-- YOUR TASK --
Among the entries below, count the lines that contain the word "canyon". Write down only the total.

-- BEGIN MATERIAL FOR THIS TASK --

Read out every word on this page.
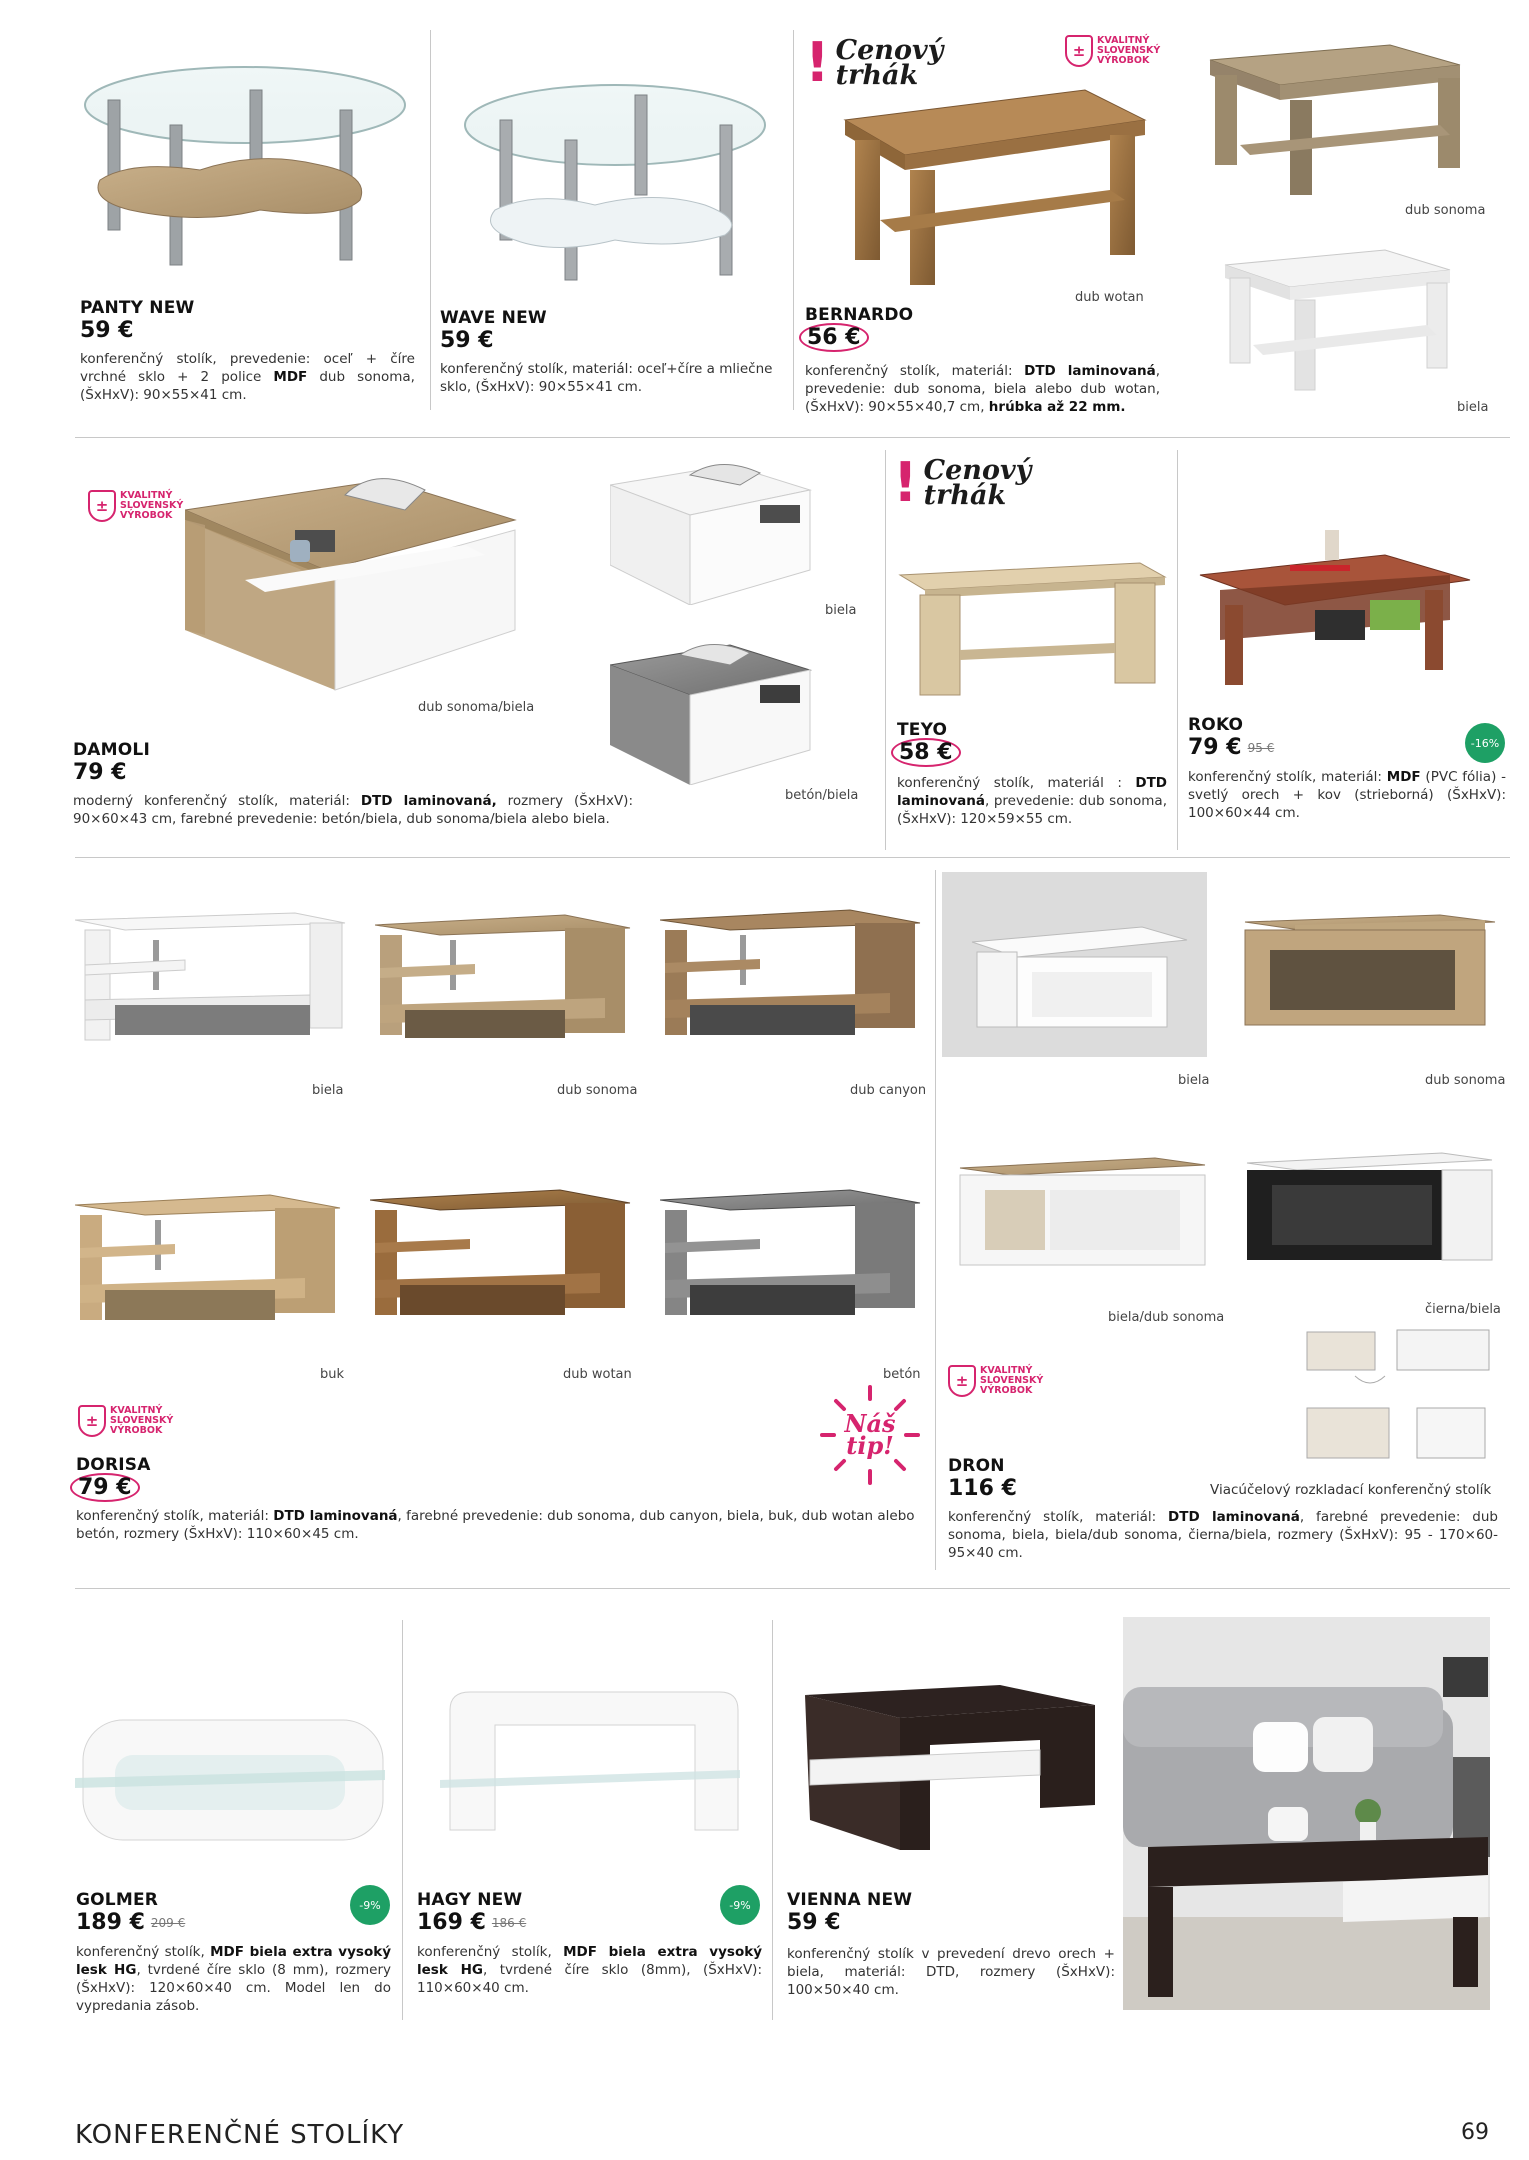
PANTY NEW
59 €
konferenčný stolík, prevedenie: oceľ + číre vrchné sklo + 2 police MDF dub sonoma, (ŠxHxV): 90×55×41 cm.
WAVE NEW
59 €
konferenčný stolík, materiál: oceľ+číre a mliečne sklo, (ŠxHxV): 90×55×41 cm.
! Cenový trhák
±
KVALITNÝ
SLOVENSKÝ
VÝROBOK
dub sonoma
biela
dub wotan
BERNARDO
56 €
konferenčný stolík, materiál: DTD laminovaná, prevedenie: dub sonoma, biela alebo dub wotan, (ŠxHxV): 90×55×40,7 cm, hrúbka až 22 mm.
±
KVALITNÝ
SLOVENSKÝ
VÝROBOK
dub sonoma/biela
biela
betón/biela
DAMOLI
79 €
moderný konferenčný stolík, materiál: DTD laminovaná, rozmery (ŠxHxV): 90×60×43 cm, farebné prevedenie: betón/biela, dub sonoma/biela alebo biela.
! Cenový trhák
TEYO
58 €
konferenčný stolík, materiál : DTD laminovaná, prevedenie: dub sonoma, (ŠxHxV): 120×59×55 cm.
-16%
ROKO
79 € 95 €
konferenčný stolík, materiál: MDF (PVC fólia) - svetlý orech + kov (strieborná) (ŠxHxV): 100×60×44 cm.
biela	dub sonoma	dub canyon
buk	dub wotan	betón
±
KVALITNÝ
SLOVENSKÝ
VÝROBOK	Náš tip!
DORISA
79 €
konferenčný stolík, materiál: DTD laminovaná, farebné prevedenie: dub sonoma, dub canyon, biela, buk, dub wotan alebo betón, rozmery (ŠxHxV): 110×60×45 cm.
biela	dub sonoma
biela/dub sonoma
čierna/biela
±
KVALITNÝ
SLOVENSKÝ
VÝROBOK
DRON
116 €	Viacúčelový rozkladací konferenčný stolík
konferenčný stolík, materiál: DTD laminovaná, farebné prevedenie: dub sonoma, biela, biela/dub sonoma, čierna/biela, rozmery (ŠxHxV): 95 - 170×60-95×40 cm.
-9%
GOLMER
189 € 209 €
konferenčný stolík, MDF biela extra vysoký lesk HG, tvrdené číre sklo (8 mm), rozmery (ŠxHxV): 120×60×40 cm. Model len do vypredania zásob.
-9%
HAGY NEW
169 € 186 €
konferenčný stolík, MDF biela extra vysoký lesk HG, tvrdené číre sklo (8mm), (ŠxHxV): 110×60×40 cm.
VIENNA NEW
59 €
konferenčný stolík v prevedení drevo orech + biela, materiál: DTD, rozmery (ŠxHxV): 100×50×40 cm.
KONFERENČNÉ STOLÍKY	69
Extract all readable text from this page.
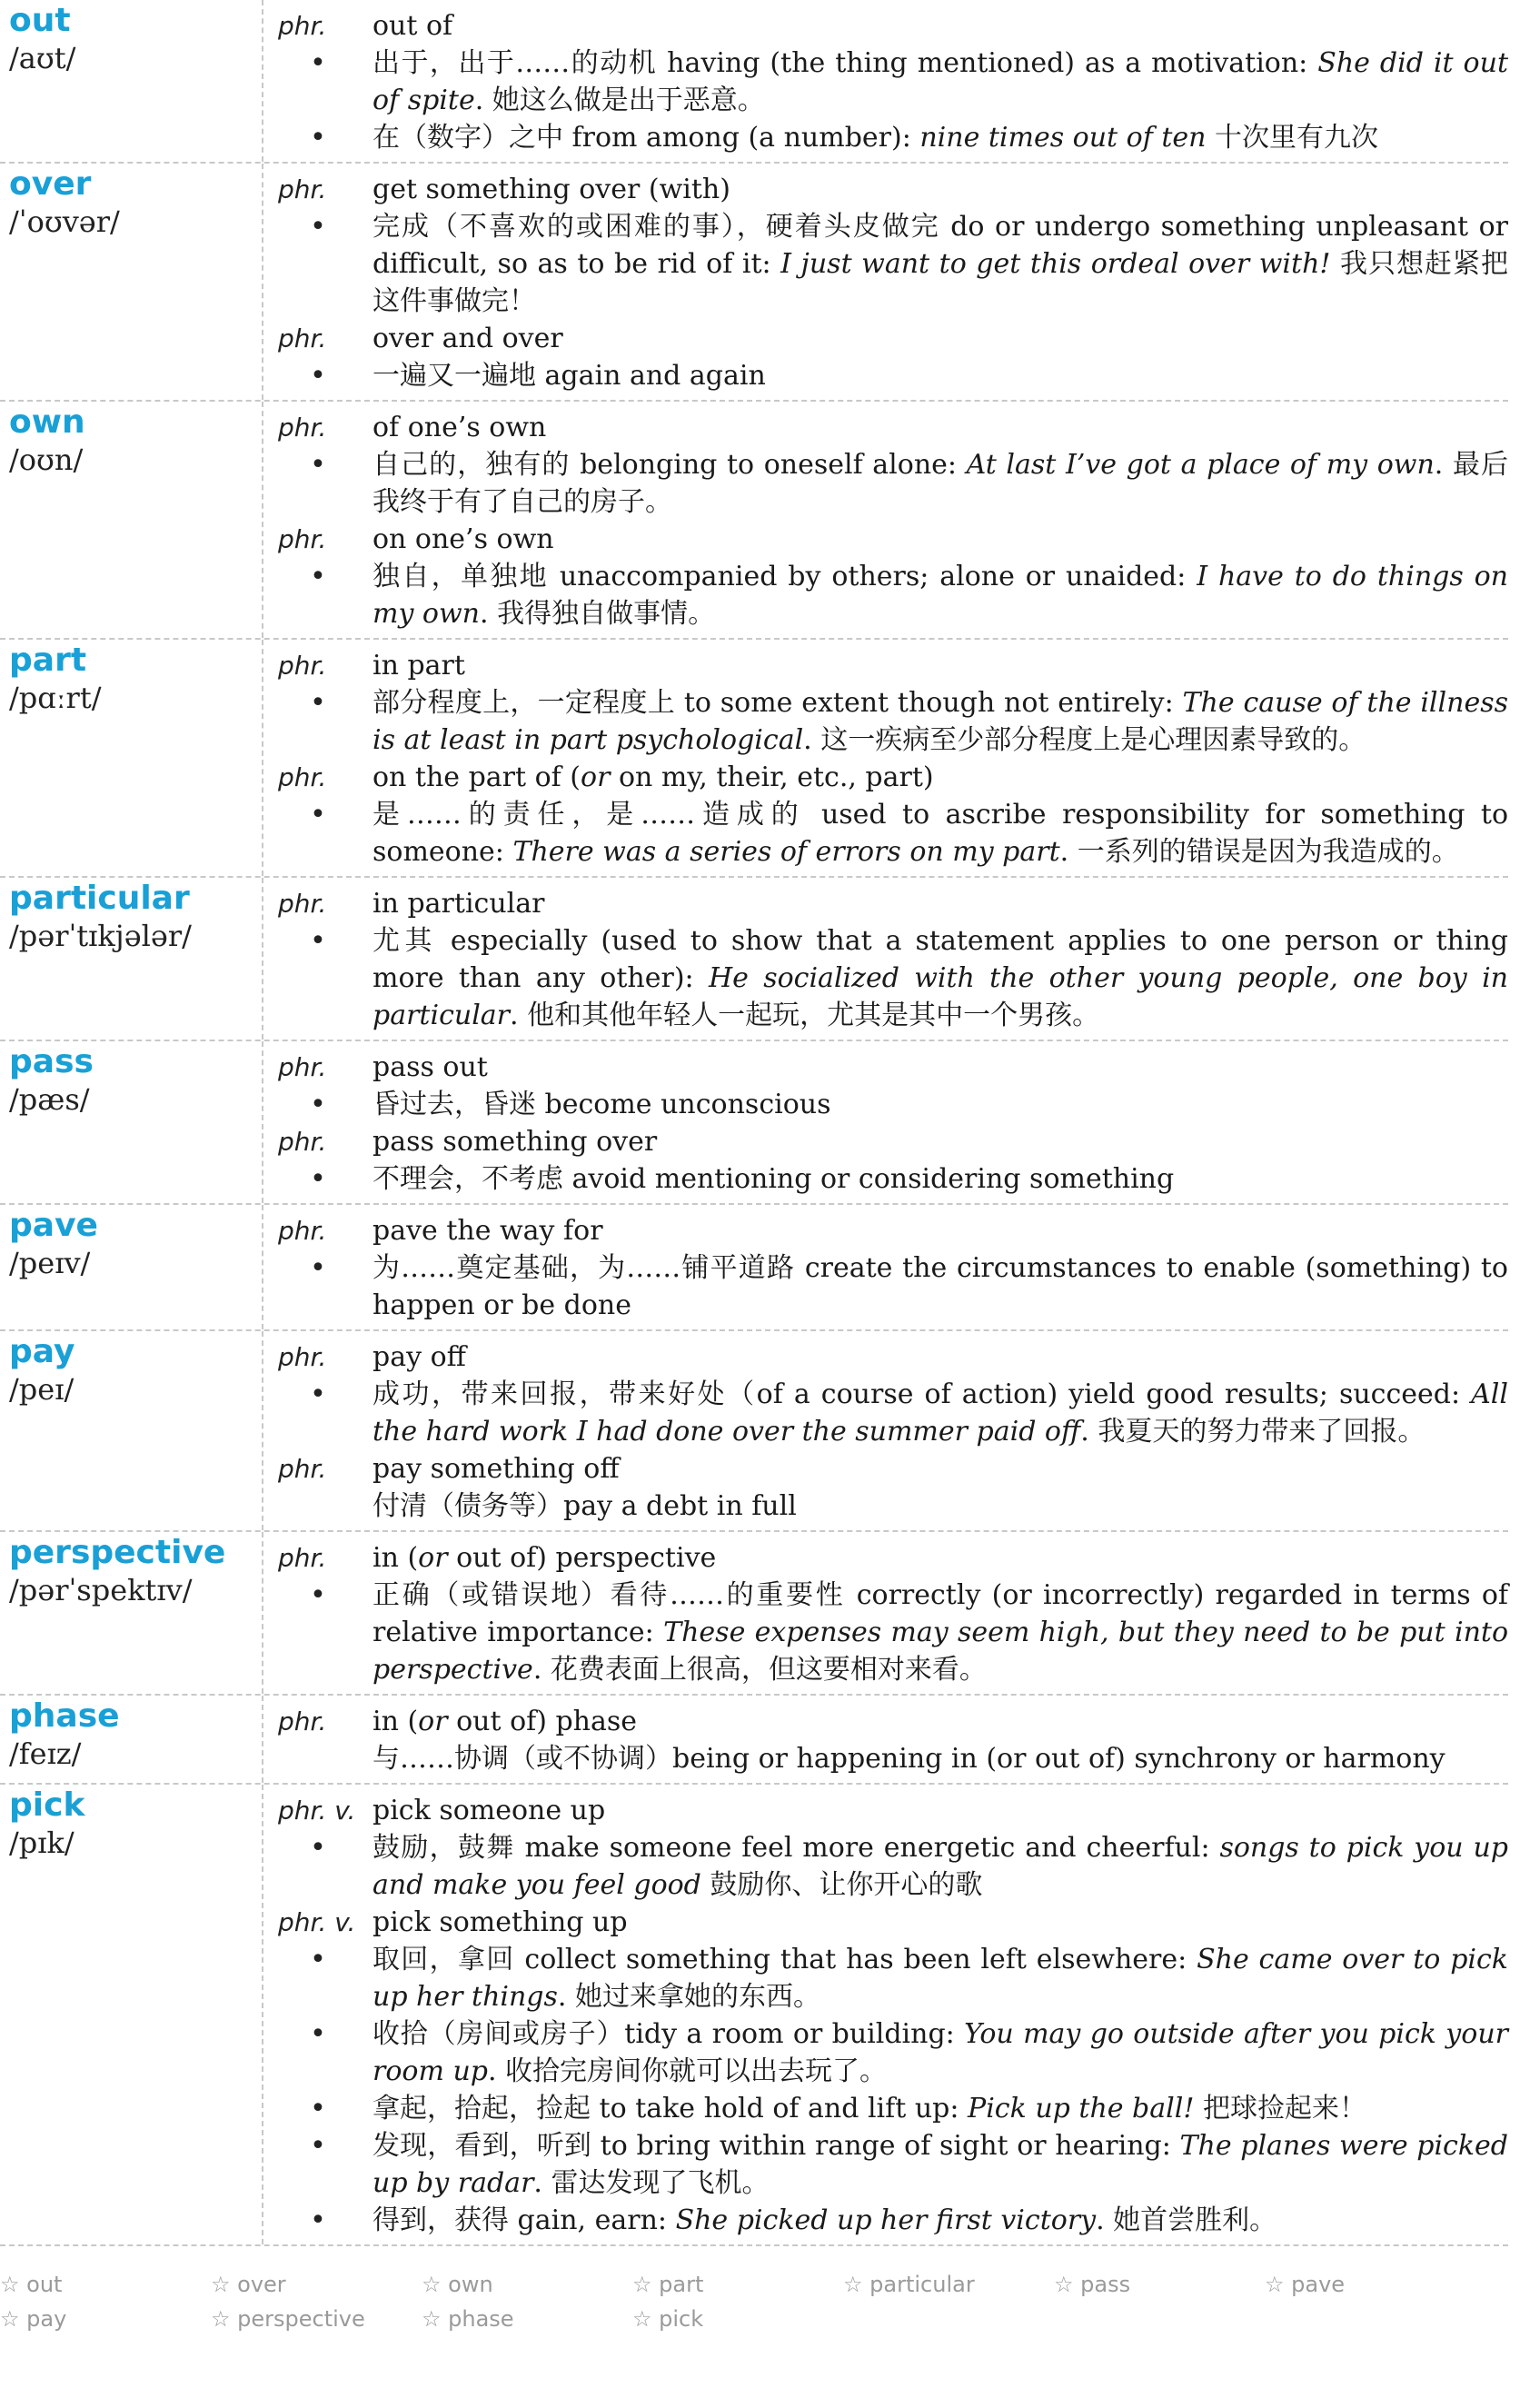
out
/aʊt/
phr.	out of
•	出于，出于……的动机 having (the thing mentioned) as a motivation: She did it out of spite. 她这么做是出于恶意。
•	在（数字）之中 from among (a number): nine times out of ten 十次里有九次
over
/ˈoʊvər/
phr.	get something over (with)
•	完成（不喜欢的或困难的事），硬着头皮做完 do or undergo something unpleasant or difficult, so as to be rid of it: I just want to get this ordeal over with! 我只想赶紧把这件事做完！
phr.	over and over
•	一遍又一遍地 again and again
own
/oʊn/
phr.	of one’s own
•	自己的，独有的 belonging to oneself alone: At last I’ve got a place of my own. 最后我终于有了自己的房子。
phr.	on one’s own
•	独自，单独地 unaccompanied by others; alone or unaided: I have to do things on my own. 我得独自做事情。
part
/pɑːrt/
phr.	in part
•	部分程度上，一定程度上 to some extent though not entirely: The cause of the illness is at least in part psychological. 这一疾病至少部分程度上是心理因素导致的。
phr.	on the part of (or on my, their, etc., part)
•	是……的责任，是……造成的 used to ascribe responsibility for something to someone: There was a series of errors on my part. 一系列的错误是因为我造成的。
particular
/pərˈtɪkjələr/
phr.	in particular
•	尤其 especially (used to show that a statement applies to one person or thing more than any other): He socialized with the other young people, one boy in particular. 他和其他年轻人一起玩，尤其是其中一个男孩。
pass
/pæs/
phr.	pass out
•	昏过去，昏迷 become unconscious
phr.	pass something over
•	不理会，不考虑 avoid mentioning or considering something
pave
/peɪv/
phr.	pave the way for
•	为……奠定基础，为……铺平道路 create the circumstances to enable (something) to happen or be done
pay
/peɪ/
phr.	pay off
•	成功，带来回报，带来好处（of a course of action) yield good results; succeed: All the hard work I had done over the summer paid off. 我夏天的努力带来了回报。
phr.	pay something off
付清（债务等）pay a debt in full
perspective
/pərˈspektɪv/
phr.	in (or out of) perspective
•	正确（或错误地）看待……的重要性 correctly (or incorrectly) regarded in terms of relative importance: These expenses may seem high, but they need to be put into perspective. 花费表面上很高，但这要相对来看。
phase
/feɪz/
phr.	in (or out of) phase
与……协调（或不协调）being or happening in (or out of) synchrony or harmony
pick
/pɪk/
phr. v. pick someone up
•	鼓励，鼓舞 make someone feel more energetic and cheerful: songs to pick you up and make you feel good 鼓励你、让你开心的歌
phr. v. pick something up
•	取回，拿回 collect something that has been left elsewhere: She came over to pick up her things. 她过来拿她的东西。
•	收拾（房间或房子）tidy a room or building: You may go outside after you pick your room up. 收拾完房间你就可以出去玩了。
•	拿起，拾起，捡起 to take hold of and lift up: Pick up the ball! 把球捡起来！
•	发现，看到，听到 to bring within range of sight or hearing: The planes were picked up by radar. 雷达发现了飞机。
•	得到，获得 gain, earn: She picked up her first victory. 她首尝胜利。
☆ out	☆ over	☆ own	☆ part	☆ particular	☆ pass	☆ pave
☆ pay	☆ perspective	☆ phase	☆ pick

-- END MATERIAL FOR THIS TASK --

-- TASK RESULT --
2